### What the task asks
Go through the data below. Pull out every line that has the word "řádu".

### Records to use
-=-=-

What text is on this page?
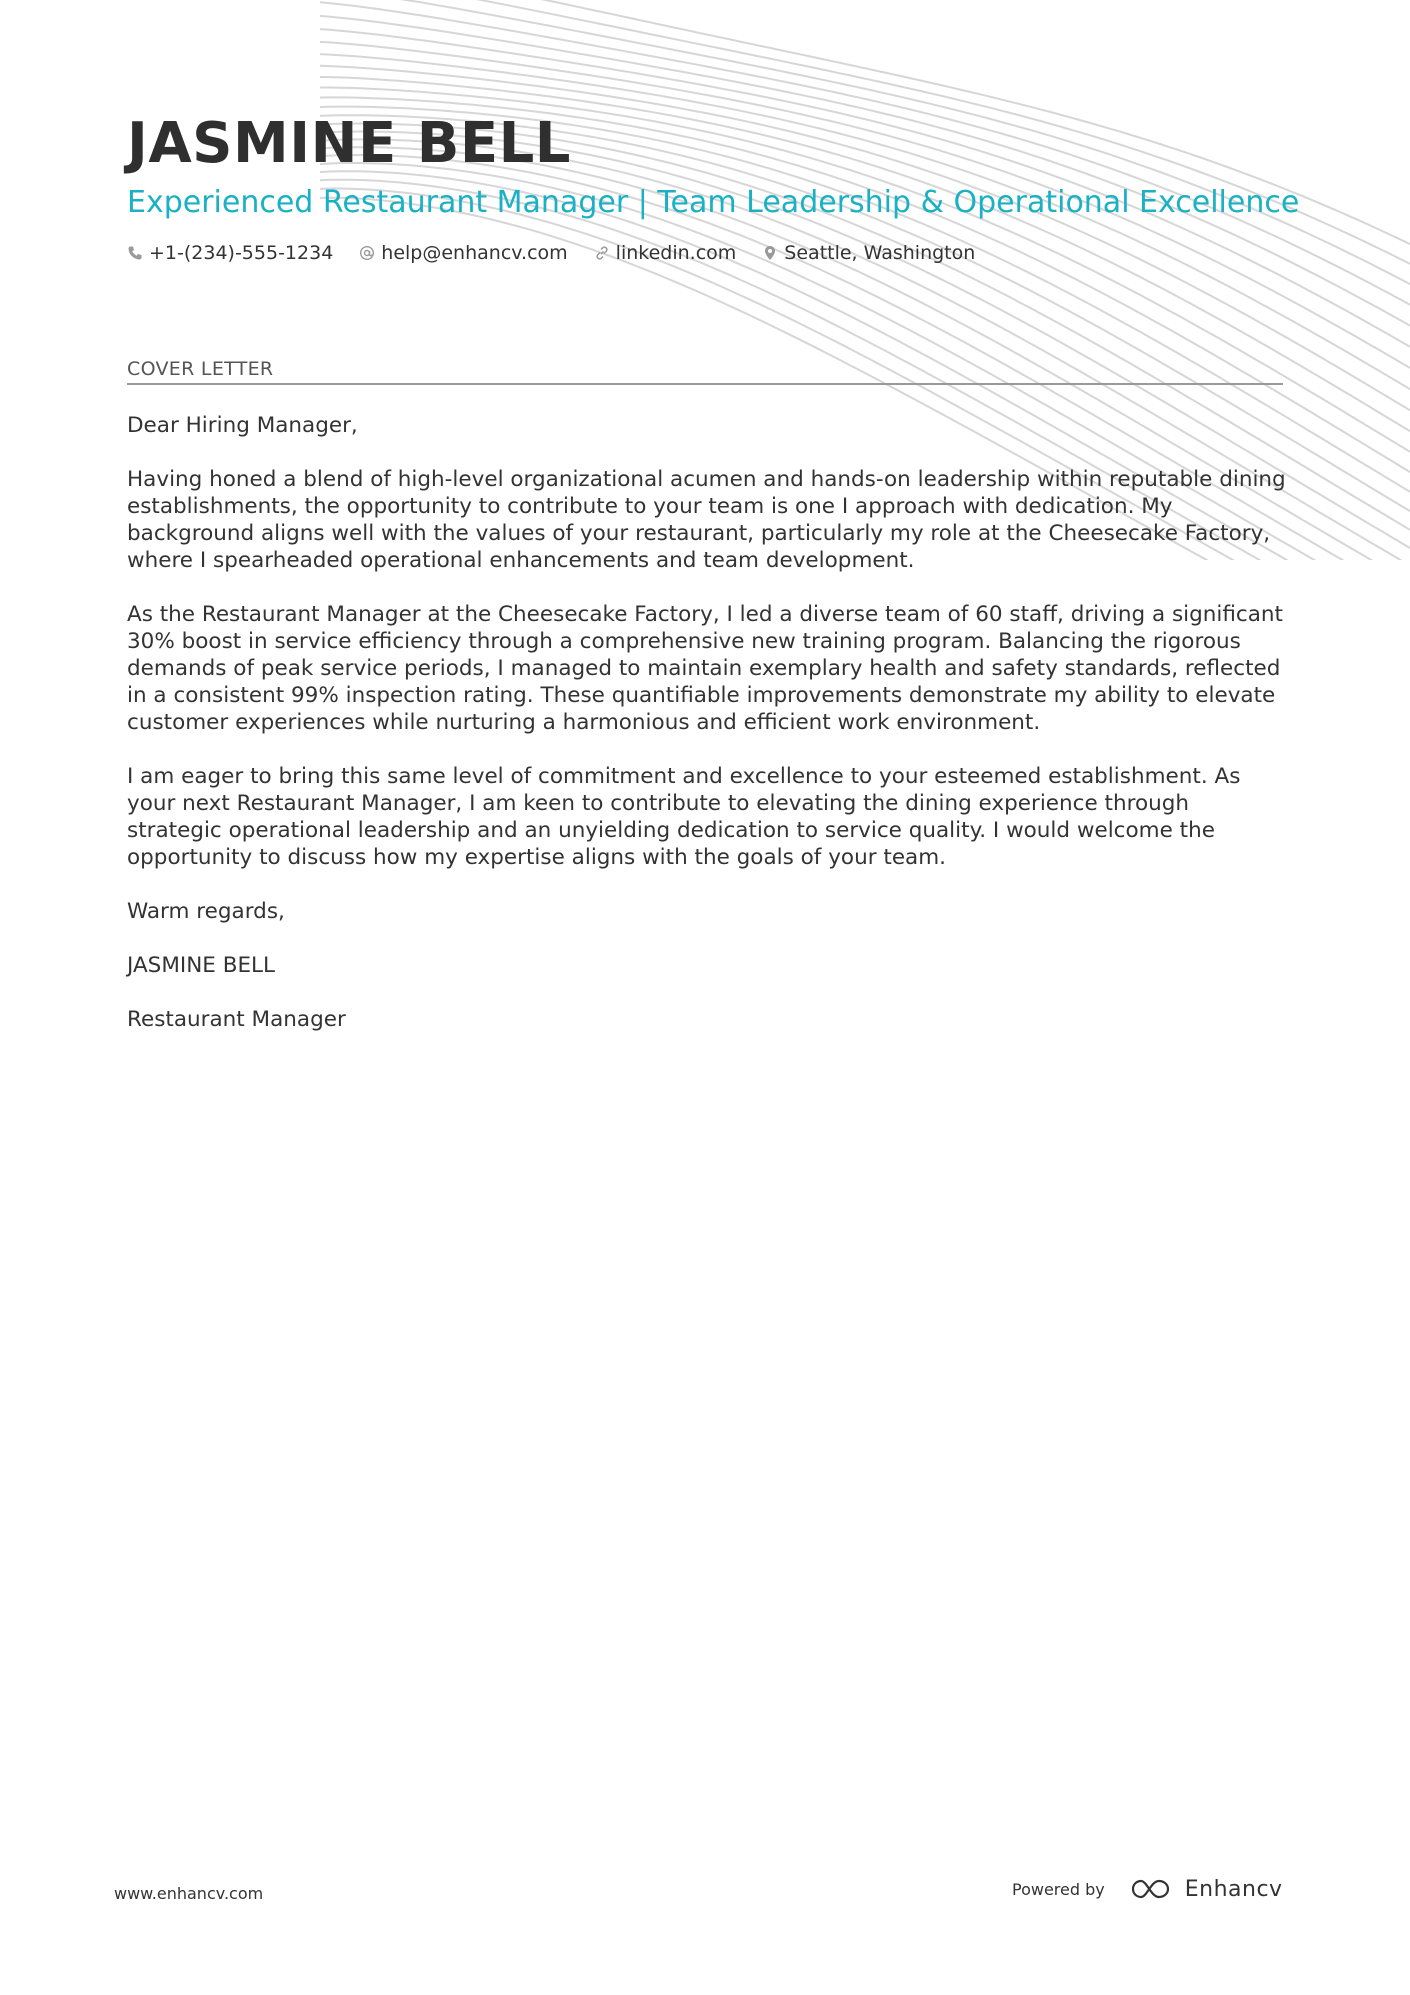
JASMINE BELL
Experienced Restaurant Manager | Team Leadership & Operational Excellence
+1-(234)-555-1234	help@enhancv.com	linkedin.com	Seattle, Washington
COVER LETTER

Dear Hiring Manager,

Having honed a blend of high-level organizational acumen and hands-on leadership within reputable dining establishments, the opportunity to contribute to your team is one I approach with dedication. My background aligns well with the values of your restaurant, particularly my role at the Cheesecake Factory, where I spearheaded operational enhancements and team development.

As the Restaurant Manager at the Cheesecake Factory, I led a diverse team of 60 staff, driving a significant 30% boost in service efficiency through a comprehensive new training program. Balancing the rigorous demands of peak service periods, I managed to maintain exemplary health and safety standards, reflected in a consistent 99% inspection rating. These quantifiable improvements demonstrate my ability to elevate customer experiences while nurturing a harmonious and efficient work environment.

I am eager to bring this same level of commitment and excellence to your esteemed establishment. As your next Restaurant Manager, I am keen to contribute to elevating the dining experience through strategic operational leadership and an unyielding dedication to service quality. I would welcome the opportunity to discuss how my expertise aligns with the goals of your team.

Warm regards,

JASMINE BELL

Restaurant Manager

www.enhancv.com	Powered by	Enhancv
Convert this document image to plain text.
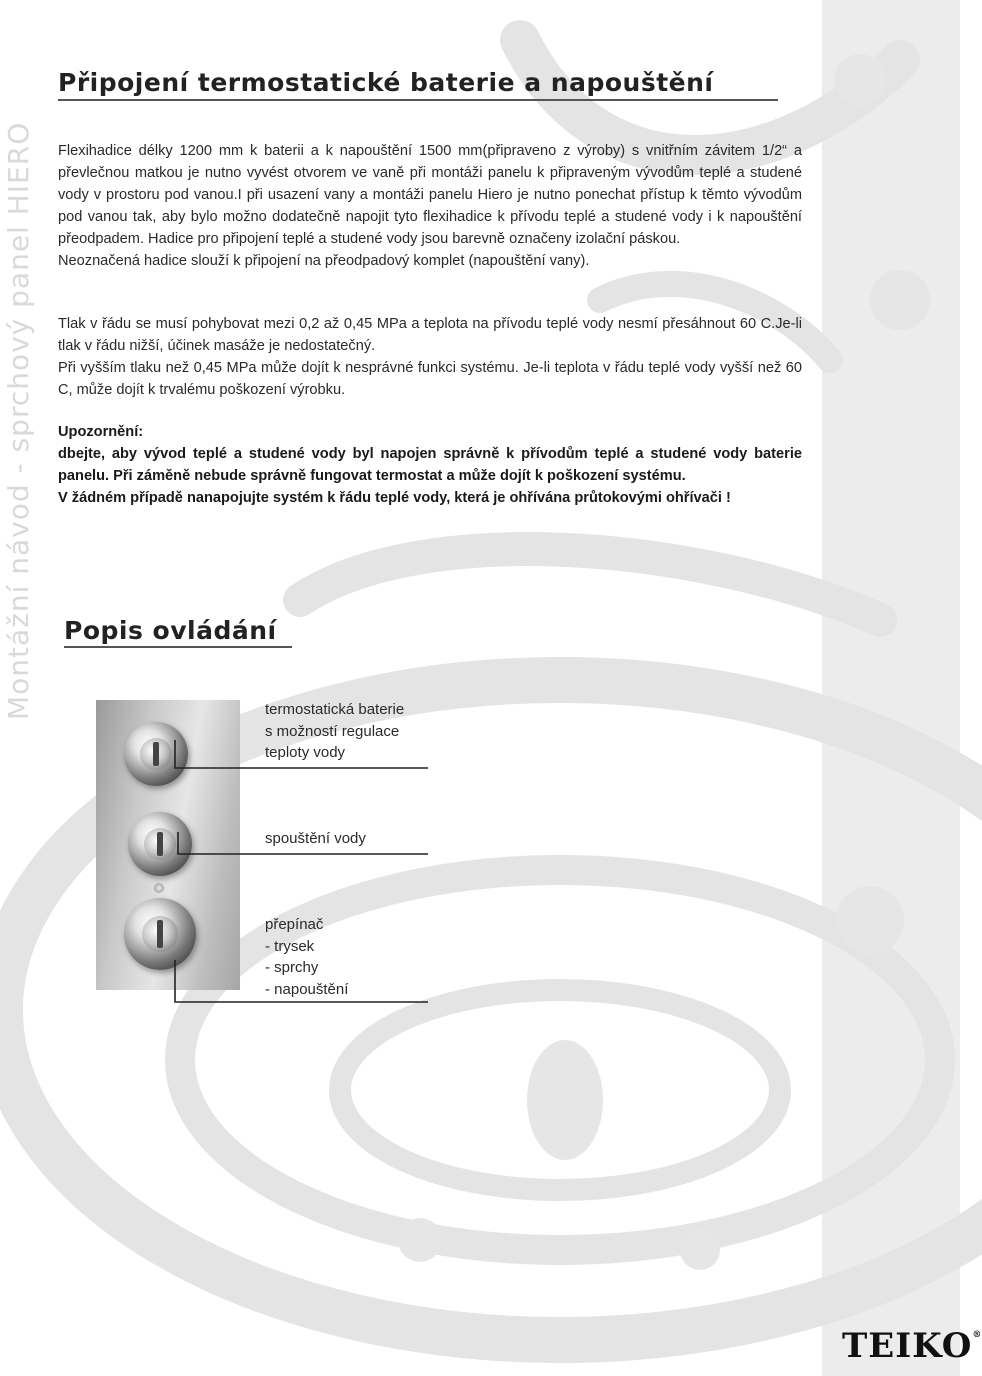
Montážní návod - sprchový panel HIERO
Připojení termostatické baterie a napouštění

Flexihadice délky 1200 mm k baterii a k napouštění 1500 mm(připraveno z výroby) s vnitřním závitem 1/2“ a převlečnou matkou je nutno vyvést otvorem ve vaně při montáži panelu k připraveným vývodům teplé a studené vody v prostoru pod vanou.I při usazení vany a montáži panelu Hiero je nutno ponechat přístup k těmto vývodům pod vanou tak, aby bylo možno dodatečně napojit tyto flexihadice k přívodu teplé a studené vody i k napouštění přeodpadem. Hadice pro připojení teplé a studené vody jsou barevně označeny izolační páskou.

Neoznačená hadice slouží k připojení na přeodpadový komplet (napouštění vany).

Tlak v řádu se musí pohybovat mezi 0,2 až 0,45 MPa a teplota na přívodu teplé vody nesmí přesáhnout 60 C.Je-li tlak v řádu nižší, účinek masáže je nedostatečný.

Při vyšším tlaku než 0,45 MPa může dojít k nesprávné funkci systému. Je-li teplota v řádu teplé vody vyšší než 60 C, může dojít k trvalému poškození výrobku.

Upozornění:

dbejte, aby vývod teplé a studené vody byl napojen správně k přívodům teplé a studené vody baterie panelu. Při záměně nebude správně fungovat termostat a může dojít k poškození systému.

V žádném případě nanapojujte systém k řádu teplé vody, která je ohřívána průtokovými ohřívači !

Popis ovládání
termostatická baterie
s možností regulace
teploty vody
spouštění vody
přepínač
- trysek
- sprchy
- napouštění
TEIKO®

-=-=-

### Solution below
Tlak v řádu se musí pohybovat mezi 0,2 až 0,45 MPa a teplota na přívodu teplé vody nesmí přesáhnout 60 C.Je-li tlak v řádu nižší, účinek masáže je nedostatečný.
Při vyšším tlaku než 0,45 MPa může dojít k nesprávné funkci systému. Je-li teplota v řádu teplé vody vyšší než 60 C, může dojít k trvalému poškození výrobku.
V žádném případě nanapojujte systém k řádu teplé vody, která je ohřívána průtokovými ohřívači !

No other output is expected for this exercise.